■ **Written instruction**:
Reproduce the entries word for word, and omit any picture you find in them.
----
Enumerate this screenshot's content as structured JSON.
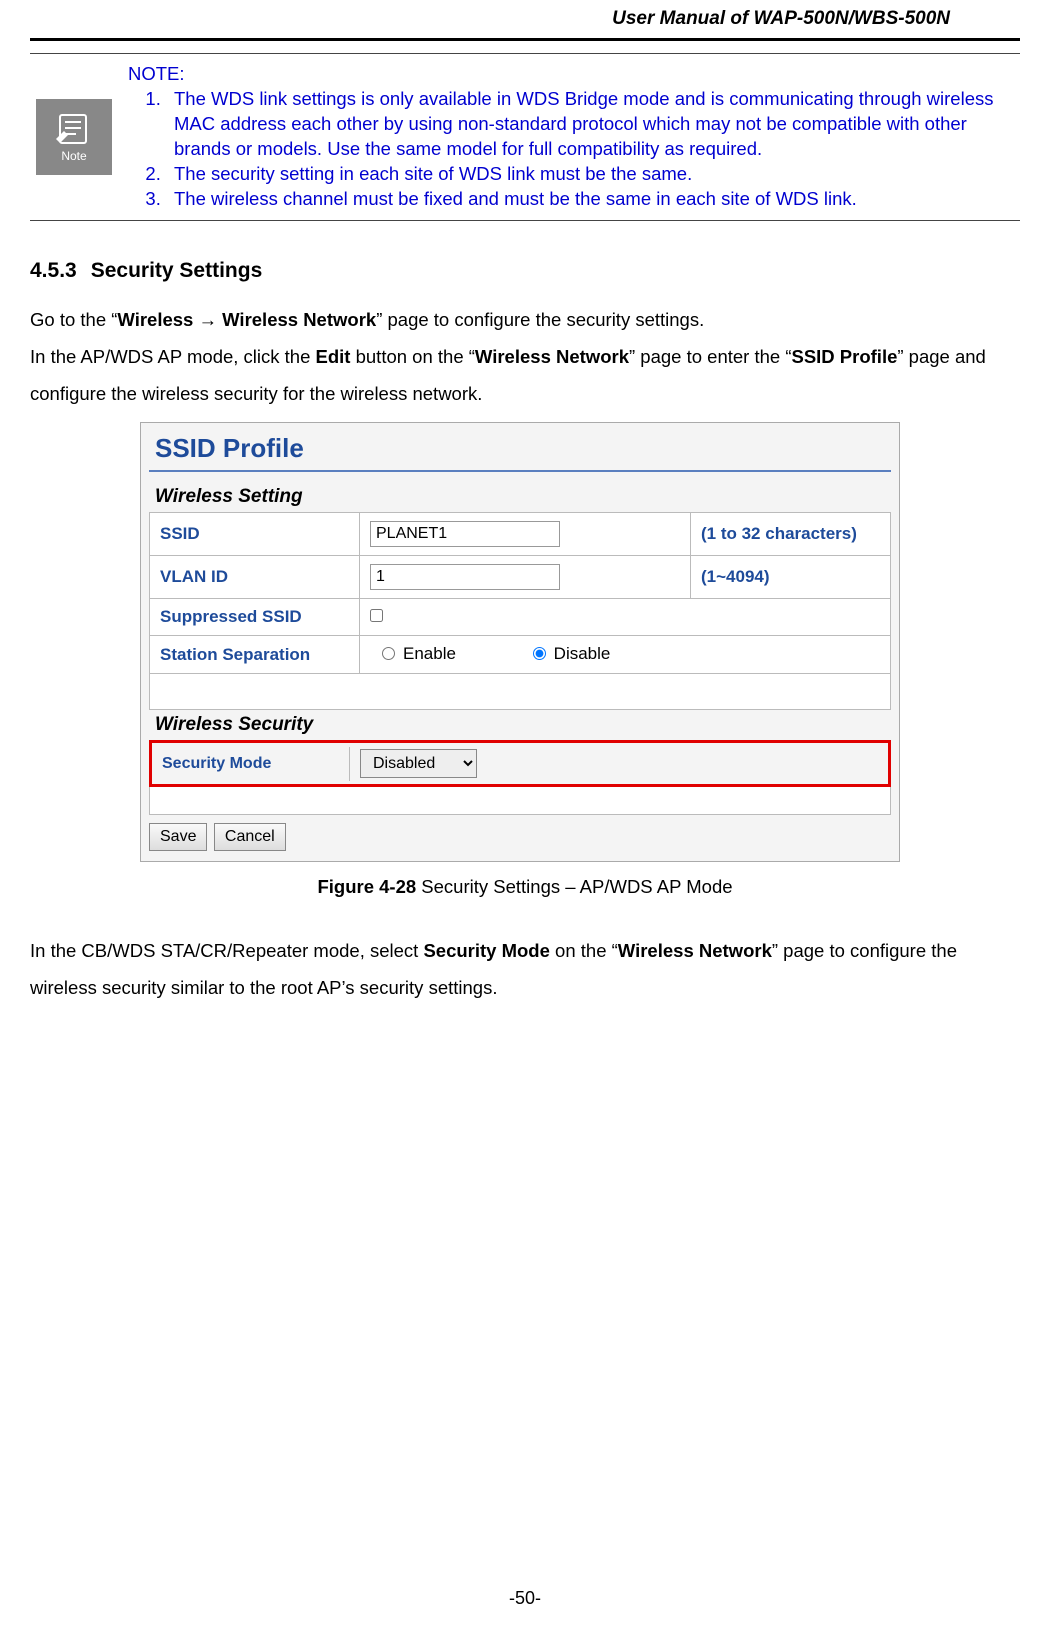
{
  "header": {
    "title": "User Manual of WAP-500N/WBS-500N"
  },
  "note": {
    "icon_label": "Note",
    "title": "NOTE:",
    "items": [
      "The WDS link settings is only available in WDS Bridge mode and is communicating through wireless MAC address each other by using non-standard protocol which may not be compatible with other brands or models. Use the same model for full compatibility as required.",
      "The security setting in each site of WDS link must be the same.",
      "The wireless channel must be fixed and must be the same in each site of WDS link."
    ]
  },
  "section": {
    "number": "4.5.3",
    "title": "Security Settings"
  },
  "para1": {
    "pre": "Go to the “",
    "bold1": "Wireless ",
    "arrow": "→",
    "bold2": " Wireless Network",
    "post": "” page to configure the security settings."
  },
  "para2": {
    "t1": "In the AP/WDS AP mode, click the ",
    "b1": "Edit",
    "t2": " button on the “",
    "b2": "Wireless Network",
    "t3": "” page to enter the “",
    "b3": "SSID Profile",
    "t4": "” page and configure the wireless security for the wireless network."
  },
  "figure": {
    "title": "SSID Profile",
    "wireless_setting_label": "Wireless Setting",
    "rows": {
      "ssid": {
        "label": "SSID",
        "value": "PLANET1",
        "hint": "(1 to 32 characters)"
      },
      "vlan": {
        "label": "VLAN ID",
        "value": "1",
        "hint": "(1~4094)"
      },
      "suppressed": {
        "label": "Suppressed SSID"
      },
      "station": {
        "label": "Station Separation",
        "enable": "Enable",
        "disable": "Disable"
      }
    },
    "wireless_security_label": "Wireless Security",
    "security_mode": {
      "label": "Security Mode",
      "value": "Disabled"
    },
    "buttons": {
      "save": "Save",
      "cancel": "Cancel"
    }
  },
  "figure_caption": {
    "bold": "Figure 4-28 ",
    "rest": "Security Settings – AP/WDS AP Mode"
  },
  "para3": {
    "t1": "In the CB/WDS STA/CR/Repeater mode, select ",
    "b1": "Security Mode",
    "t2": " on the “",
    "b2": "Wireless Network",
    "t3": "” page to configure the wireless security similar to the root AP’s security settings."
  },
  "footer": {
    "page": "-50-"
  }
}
----
■ **Exercise solution**:
Enumerate this screenshot's content as structured JSON.
{
  "header": {
    "title": "User Manual of WAP-500N/WBS-500N"
  },
  "note": {
    "icon_label": "Note",
    "title": "NOTE:",
    "items": [
      "The WDS link settings is only available in WDS Bridge mode and is communicating through wireless MAC address each other by using non-standard protocol which may not be compatible with other brands or models. Use the same model for full compatibility as required.",
      "The security setting in each site of WDS link must be the same.",
      "The wireless channel must be fixed and must be the same in each site of WDS link."
    ]
  },
  "section": {
    "number": "4.5.3",
    "title": "Security Settings"
  },
  "para1": {
    "pre": "Go to the “",
    "bold1": "Wireless ",
    "arrow": "→",
    "bold2": " Wireless Network",
    "post": "” page to configure the security settings."
  },
  "para2": {
    "t1": "In the AP/WDS AP mode, click the ",
    "b1": "Edit",
    "t2": " button on the “",
    "b2": "Wireless Network",
    "t3": "” page to enter the “",
    "b3": "SSID Profile",
    "t4": "” page and configure the wireless security for the wireless network."
  },
  "figure": {
    "title": "SSID Profile",
    "wireless_setting_label": "Wireless Setting",
    "rows": {
      "ssid": {
        "label": "SSID",
        "value": "PLANET1",
        "hint": "(1 to 32 characters)"
      },
      "vlan": {
        "label": "VLAN ID",
        "value": "1",
        "hint": "(1~4094)"
      },
      "suppressed": {
        "label": "Suppressed SSID"
      },
      "station": {
        "label": "Station Separation",
        "enable": "Enable",
        "disable": "Disable"
      }
    },
    "wireless_security_label": "Wireless Security",
    "security_mode": {
      "label": "Security Mode",
      "value": "Disabled"
    },
    "buttons": {
      "save": "Save",
      "cancel": "Cancel"
    }
  },
  "figure_caption": {
    "bold": "Figure 4-28 ",
    "rest": "Security Settings – AP/WDS AP Mode"
  },
  "para3": {
    "t1": "In the CB/WDS STA/CR/Repeater mode, select ",
    "b1": "Security Mode",
    "t2": " on the “",
    "b2": "Wireless Network",
    "t3": "” page to configure the wireless security similar to the root AP’s security settings."
  },
  "footer": {
    "page": "-50-"
  }
}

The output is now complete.